EXERCISE BRIEF: Find every line in the material below that contains the string "Numerical", and copy each of those lines in full.

PROVIDED RECORDS:

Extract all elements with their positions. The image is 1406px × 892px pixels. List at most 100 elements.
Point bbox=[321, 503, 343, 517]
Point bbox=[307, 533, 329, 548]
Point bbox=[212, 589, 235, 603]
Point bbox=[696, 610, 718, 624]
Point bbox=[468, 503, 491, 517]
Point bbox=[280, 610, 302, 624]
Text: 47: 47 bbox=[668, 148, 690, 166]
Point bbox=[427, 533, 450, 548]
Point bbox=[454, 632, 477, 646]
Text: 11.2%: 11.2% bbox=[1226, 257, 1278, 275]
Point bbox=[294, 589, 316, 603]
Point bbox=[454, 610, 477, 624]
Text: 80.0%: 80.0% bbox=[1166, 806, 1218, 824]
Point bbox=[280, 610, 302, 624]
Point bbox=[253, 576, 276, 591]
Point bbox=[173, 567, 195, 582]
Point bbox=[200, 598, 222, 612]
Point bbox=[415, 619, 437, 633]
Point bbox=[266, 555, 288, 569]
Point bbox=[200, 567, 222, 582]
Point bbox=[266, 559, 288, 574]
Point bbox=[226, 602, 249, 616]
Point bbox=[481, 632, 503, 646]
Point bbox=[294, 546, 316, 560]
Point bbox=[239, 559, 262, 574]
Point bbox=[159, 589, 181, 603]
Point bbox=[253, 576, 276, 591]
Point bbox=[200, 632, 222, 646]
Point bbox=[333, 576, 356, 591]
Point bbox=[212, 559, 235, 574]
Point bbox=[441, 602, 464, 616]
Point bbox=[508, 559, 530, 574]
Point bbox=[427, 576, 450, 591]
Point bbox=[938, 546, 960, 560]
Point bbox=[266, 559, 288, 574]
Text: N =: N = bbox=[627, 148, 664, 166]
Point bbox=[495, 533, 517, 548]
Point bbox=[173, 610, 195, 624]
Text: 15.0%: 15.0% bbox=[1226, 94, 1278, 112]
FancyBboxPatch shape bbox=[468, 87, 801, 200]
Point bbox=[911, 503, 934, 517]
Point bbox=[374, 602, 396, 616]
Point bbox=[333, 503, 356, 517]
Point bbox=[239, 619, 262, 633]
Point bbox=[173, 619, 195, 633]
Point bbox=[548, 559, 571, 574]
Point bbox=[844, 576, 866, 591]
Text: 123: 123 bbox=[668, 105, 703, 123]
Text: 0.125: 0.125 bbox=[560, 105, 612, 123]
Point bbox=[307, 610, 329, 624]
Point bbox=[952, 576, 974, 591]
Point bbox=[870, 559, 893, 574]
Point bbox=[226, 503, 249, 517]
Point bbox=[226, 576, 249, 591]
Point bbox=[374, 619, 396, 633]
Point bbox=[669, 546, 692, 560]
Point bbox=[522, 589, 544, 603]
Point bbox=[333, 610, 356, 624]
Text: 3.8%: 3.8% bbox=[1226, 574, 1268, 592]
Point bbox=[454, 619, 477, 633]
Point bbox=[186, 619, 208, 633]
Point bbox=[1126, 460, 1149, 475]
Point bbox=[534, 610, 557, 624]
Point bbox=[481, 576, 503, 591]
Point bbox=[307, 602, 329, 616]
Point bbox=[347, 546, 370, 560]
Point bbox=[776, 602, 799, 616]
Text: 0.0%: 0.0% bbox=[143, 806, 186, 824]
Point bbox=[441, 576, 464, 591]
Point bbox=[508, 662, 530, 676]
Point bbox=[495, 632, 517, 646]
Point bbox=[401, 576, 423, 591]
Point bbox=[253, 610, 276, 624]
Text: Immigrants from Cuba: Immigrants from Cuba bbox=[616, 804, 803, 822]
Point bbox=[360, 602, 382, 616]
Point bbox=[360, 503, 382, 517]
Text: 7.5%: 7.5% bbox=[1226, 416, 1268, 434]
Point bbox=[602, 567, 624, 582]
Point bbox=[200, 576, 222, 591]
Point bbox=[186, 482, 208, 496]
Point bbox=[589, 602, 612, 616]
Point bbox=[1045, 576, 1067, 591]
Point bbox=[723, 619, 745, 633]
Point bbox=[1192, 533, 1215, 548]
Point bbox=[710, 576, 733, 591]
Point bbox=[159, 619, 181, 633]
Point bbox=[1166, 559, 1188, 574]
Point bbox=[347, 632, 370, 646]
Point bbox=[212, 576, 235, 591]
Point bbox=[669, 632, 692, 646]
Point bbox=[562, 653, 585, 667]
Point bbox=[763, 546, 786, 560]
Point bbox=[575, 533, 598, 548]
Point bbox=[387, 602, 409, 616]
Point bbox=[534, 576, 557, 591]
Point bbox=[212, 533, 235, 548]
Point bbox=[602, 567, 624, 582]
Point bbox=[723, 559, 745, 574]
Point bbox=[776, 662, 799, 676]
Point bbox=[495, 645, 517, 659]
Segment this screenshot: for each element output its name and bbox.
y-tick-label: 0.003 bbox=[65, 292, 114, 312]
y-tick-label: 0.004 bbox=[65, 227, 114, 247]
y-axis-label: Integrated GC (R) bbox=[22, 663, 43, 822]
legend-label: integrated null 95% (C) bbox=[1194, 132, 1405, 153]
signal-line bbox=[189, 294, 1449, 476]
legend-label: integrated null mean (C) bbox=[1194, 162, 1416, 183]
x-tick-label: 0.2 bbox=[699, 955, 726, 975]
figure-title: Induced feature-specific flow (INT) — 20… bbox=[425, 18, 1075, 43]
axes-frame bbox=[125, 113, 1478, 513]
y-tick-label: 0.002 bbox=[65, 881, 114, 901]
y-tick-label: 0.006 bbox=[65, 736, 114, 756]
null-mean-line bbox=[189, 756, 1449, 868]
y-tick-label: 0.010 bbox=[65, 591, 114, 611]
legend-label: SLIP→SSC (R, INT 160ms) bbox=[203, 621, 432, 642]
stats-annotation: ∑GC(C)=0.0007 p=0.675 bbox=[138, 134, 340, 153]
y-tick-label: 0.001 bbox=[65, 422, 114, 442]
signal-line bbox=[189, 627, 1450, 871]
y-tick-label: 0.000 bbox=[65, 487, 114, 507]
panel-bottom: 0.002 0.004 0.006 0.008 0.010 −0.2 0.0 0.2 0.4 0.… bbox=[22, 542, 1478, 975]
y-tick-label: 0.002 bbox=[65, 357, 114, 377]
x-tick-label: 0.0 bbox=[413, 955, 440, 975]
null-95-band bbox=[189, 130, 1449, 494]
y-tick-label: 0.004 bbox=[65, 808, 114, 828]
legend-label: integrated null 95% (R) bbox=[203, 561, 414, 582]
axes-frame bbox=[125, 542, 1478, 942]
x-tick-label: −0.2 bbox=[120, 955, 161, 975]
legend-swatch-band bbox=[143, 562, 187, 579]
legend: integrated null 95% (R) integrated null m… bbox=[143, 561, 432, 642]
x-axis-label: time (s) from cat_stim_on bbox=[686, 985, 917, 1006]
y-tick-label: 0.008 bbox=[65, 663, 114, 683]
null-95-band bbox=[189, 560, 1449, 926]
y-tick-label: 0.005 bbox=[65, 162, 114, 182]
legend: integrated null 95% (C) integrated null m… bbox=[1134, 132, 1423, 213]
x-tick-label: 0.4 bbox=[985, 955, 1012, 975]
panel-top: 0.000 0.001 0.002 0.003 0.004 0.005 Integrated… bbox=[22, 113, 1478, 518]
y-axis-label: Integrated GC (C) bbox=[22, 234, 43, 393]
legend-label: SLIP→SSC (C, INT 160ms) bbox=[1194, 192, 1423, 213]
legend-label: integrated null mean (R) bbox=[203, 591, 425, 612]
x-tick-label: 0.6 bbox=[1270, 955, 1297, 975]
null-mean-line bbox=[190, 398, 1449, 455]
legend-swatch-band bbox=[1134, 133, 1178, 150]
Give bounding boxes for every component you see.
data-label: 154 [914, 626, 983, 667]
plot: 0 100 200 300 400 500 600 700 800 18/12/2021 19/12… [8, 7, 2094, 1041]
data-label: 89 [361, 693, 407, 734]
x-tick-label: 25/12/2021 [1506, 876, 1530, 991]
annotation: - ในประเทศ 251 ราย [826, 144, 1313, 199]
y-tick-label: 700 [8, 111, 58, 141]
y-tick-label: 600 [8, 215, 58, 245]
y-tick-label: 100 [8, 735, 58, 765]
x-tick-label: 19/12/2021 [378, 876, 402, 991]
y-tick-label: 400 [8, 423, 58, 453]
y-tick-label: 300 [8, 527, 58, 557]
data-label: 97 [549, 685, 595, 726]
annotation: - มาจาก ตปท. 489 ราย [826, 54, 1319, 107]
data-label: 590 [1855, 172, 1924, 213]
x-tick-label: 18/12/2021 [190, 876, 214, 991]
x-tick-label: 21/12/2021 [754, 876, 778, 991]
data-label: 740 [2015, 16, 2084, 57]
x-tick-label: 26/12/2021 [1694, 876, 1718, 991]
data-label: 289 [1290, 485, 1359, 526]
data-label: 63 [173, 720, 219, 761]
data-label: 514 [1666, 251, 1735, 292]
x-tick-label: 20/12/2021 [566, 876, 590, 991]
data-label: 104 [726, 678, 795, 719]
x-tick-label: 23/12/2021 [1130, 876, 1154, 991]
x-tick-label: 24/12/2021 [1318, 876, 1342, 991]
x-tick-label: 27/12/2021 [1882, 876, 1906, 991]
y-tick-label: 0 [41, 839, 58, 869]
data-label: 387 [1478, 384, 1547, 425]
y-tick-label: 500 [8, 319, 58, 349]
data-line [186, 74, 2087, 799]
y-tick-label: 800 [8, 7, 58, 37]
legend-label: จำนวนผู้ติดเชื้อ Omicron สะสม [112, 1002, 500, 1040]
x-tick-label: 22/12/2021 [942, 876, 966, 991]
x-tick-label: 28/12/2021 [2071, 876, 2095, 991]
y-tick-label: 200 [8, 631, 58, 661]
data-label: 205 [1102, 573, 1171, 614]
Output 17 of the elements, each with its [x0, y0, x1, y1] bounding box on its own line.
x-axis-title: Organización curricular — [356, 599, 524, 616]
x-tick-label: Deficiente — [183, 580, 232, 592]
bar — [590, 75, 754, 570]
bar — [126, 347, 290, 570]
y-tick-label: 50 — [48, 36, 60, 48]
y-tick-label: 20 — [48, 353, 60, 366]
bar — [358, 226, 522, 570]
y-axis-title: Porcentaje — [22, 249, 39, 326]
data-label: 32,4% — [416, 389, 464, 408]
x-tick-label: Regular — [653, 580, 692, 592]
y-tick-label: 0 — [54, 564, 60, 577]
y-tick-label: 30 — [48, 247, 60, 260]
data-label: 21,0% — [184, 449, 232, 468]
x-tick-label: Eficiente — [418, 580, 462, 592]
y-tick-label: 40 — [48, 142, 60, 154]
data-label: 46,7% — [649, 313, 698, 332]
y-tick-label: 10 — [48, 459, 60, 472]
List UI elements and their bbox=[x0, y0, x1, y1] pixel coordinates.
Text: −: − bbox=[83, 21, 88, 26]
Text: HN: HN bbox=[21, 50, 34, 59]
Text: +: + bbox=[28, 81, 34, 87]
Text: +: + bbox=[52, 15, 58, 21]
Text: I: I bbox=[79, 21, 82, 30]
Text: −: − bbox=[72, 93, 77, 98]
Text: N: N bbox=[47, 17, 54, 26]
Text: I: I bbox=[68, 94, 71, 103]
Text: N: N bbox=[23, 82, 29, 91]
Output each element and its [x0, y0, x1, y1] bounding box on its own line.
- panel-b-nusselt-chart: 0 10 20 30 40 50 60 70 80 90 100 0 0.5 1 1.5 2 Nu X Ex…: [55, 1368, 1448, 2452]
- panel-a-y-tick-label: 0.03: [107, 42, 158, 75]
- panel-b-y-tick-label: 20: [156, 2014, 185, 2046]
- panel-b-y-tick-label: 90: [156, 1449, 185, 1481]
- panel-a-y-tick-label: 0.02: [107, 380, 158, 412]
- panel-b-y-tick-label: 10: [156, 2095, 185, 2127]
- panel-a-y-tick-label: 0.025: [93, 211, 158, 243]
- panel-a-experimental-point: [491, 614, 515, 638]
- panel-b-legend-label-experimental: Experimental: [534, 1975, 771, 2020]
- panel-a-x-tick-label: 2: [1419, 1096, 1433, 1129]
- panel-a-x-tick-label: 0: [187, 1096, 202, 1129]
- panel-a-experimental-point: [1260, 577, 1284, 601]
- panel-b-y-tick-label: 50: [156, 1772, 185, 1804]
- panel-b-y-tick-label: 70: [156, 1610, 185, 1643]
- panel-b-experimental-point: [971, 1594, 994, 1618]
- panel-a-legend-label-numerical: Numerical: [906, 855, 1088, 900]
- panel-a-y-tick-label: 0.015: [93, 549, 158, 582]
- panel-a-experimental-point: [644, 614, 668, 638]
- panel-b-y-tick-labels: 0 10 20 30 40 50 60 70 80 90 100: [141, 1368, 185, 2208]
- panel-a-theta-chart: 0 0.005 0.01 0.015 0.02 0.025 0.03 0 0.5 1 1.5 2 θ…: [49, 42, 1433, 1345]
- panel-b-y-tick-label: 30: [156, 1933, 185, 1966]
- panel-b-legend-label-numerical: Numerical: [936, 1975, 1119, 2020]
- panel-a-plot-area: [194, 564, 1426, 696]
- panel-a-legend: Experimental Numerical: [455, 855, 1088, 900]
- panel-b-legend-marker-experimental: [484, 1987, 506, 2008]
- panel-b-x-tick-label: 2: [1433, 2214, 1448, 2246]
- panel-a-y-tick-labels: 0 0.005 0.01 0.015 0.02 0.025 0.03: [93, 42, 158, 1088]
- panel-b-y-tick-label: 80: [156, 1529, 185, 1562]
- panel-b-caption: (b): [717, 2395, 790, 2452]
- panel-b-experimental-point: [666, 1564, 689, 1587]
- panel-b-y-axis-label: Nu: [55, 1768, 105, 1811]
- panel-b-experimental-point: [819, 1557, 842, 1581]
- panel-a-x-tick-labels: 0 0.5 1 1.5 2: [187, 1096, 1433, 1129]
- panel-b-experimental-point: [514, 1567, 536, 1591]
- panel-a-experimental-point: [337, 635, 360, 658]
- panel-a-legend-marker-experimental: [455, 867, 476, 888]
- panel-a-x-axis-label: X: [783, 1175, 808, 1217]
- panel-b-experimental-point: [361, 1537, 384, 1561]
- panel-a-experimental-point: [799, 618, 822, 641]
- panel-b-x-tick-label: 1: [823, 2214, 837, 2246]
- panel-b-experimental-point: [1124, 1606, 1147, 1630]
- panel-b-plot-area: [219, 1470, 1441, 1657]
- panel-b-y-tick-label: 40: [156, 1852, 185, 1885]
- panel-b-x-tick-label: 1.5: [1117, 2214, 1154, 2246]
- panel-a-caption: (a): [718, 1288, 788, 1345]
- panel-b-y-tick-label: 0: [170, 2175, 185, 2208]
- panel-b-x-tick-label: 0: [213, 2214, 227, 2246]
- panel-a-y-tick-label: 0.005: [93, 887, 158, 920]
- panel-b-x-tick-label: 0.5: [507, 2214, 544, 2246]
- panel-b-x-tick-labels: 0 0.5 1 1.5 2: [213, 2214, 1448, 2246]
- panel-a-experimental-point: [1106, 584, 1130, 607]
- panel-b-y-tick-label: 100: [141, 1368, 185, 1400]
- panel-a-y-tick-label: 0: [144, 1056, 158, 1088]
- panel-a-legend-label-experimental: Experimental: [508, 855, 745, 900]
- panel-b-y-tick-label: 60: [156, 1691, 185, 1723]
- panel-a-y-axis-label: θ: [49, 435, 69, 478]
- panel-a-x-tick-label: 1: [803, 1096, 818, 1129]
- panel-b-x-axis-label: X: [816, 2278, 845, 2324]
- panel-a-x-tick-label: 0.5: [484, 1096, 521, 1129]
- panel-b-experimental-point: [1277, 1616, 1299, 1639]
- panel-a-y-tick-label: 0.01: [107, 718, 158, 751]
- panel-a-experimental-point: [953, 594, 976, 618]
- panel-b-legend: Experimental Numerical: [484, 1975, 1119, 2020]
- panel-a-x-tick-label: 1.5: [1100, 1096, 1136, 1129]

COMPLETE OUTPUT:
- panel-a-legend-label-numerical: Numerical: [906, 855, 1088, 900]
- panel-b-legend-label-numerical: Numerical: [936, 1975, 1119, 2020]
- panel-a-legend: Experimental Numerical: [455, 855, 1088, 900]
- panel-b-legend: Experimental Numerical: [484, 1975, 1119, 2020]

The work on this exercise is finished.